- STATED TASK
Select every line holding the word "Accept" and copy it.

- Items listed in a dataset
-- BEGIN --

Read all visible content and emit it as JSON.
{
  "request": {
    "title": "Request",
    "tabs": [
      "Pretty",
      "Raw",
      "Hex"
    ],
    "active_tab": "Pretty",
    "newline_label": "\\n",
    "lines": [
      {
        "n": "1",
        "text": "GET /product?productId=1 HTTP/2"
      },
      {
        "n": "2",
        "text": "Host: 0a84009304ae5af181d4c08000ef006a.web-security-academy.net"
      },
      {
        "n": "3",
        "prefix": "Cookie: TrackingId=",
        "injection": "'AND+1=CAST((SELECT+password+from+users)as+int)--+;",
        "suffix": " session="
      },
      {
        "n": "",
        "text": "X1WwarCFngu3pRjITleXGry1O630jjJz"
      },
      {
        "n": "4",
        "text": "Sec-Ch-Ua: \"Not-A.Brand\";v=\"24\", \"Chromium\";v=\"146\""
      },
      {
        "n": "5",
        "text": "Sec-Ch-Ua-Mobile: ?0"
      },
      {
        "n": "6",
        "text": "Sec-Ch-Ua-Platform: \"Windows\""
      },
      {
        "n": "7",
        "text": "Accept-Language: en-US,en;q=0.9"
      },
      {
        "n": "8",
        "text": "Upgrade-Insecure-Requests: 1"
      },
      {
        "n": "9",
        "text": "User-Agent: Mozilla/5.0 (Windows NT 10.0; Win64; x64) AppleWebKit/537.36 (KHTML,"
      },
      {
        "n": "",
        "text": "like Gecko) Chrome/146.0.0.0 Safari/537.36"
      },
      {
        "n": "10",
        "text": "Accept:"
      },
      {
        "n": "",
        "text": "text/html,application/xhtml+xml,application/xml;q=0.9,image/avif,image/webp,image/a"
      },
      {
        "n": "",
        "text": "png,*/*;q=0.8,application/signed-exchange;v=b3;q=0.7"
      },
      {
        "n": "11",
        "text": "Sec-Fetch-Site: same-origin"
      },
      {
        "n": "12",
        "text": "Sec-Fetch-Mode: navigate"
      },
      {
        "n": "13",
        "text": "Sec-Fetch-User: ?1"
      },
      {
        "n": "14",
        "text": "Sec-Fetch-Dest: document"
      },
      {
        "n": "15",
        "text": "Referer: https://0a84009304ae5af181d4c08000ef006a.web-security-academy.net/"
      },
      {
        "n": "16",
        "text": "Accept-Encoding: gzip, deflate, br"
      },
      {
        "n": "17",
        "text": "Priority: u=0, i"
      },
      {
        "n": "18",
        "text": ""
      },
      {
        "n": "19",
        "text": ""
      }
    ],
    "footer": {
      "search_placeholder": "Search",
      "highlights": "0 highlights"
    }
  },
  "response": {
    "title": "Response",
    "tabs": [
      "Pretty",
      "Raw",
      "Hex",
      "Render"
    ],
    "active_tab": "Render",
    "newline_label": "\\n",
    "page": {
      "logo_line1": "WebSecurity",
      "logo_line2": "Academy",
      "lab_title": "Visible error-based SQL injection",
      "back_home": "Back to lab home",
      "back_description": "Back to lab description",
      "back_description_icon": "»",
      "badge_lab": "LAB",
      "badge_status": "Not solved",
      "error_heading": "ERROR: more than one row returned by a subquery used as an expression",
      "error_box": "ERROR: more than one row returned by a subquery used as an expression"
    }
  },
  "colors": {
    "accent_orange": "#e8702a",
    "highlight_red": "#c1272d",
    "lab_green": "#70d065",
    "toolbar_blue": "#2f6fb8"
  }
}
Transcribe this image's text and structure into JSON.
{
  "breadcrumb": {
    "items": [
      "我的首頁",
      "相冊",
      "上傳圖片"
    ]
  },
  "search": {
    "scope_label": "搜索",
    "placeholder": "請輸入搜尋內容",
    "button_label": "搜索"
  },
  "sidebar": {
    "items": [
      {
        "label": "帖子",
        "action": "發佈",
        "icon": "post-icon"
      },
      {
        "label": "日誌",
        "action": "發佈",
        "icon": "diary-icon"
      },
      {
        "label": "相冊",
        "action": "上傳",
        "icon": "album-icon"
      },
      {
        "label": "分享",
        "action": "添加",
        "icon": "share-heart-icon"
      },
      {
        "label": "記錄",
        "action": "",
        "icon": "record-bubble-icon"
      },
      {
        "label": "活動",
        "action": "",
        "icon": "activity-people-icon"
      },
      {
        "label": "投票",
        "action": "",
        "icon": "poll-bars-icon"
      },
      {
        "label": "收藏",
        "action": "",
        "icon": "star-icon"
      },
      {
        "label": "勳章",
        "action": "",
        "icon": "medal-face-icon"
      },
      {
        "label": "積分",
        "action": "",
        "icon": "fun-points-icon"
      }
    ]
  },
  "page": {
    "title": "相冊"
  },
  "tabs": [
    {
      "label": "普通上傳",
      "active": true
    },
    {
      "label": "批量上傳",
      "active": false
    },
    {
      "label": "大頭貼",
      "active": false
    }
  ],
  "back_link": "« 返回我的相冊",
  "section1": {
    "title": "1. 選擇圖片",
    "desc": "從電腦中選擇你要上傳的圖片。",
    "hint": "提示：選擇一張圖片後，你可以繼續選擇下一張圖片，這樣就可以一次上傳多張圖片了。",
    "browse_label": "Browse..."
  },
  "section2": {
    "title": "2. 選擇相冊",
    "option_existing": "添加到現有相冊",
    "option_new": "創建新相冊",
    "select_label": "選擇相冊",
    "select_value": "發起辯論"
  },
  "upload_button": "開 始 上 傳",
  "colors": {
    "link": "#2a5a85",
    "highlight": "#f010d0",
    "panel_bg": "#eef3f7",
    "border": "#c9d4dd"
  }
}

-- END --

- THE OUTPUT
        "text": "Accept-Language: en-US,en;q=0.9"
        "text": "Accept:"
        "text": "Accept-Encoding: gzip, deflate, br"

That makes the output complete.